WHAT THIS TASK INVOLVES
Search the records for "labour". Copy every line where it appears.

DATASET
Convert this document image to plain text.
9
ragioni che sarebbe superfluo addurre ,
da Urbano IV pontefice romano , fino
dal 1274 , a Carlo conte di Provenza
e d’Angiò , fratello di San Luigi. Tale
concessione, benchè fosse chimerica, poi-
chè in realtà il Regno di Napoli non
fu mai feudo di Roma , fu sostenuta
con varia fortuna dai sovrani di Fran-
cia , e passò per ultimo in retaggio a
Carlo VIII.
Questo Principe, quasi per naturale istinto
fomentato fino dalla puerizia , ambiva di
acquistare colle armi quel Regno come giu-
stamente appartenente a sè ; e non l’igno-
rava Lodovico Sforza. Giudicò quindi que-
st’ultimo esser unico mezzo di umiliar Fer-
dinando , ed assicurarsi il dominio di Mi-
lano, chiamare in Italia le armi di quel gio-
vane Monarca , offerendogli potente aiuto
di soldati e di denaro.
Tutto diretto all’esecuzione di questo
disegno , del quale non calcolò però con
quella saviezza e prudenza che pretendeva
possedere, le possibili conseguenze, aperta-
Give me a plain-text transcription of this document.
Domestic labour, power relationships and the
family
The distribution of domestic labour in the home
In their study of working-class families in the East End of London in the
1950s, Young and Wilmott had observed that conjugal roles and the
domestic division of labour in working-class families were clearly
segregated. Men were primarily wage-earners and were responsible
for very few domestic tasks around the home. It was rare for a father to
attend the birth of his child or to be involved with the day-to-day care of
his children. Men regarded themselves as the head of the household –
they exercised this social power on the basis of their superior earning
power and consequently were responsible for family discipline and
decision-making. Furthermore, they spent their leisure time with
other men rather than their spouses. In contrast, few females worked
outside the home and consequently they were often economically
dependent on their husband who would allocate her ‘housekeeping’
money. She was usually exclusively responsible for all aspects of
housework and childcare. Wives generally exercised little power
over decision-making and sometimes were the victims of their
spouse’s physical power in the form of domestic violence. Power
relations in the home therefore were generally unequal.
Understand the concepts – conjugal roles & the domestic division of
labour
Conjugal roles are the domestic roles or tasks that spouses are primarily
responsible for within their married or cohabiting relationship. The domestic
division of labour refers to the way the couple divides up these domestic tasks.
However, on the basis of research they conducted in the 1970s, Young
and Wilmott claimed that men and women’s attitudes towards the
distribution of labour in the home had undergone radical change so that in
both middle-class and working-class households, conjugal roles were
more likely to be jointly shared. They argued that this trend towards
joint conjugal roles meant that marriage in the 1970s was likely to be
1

SOLUTION FOR THIS PROBLEM
Domestic labour, power relationships and the
The distribution of domestic labour in the home
domestic division of labour in working-class families were clearly
labour
division of labour refers to the way the couple divides up these domestic tasks.
distribution of labour in the home had undergone radical change so that in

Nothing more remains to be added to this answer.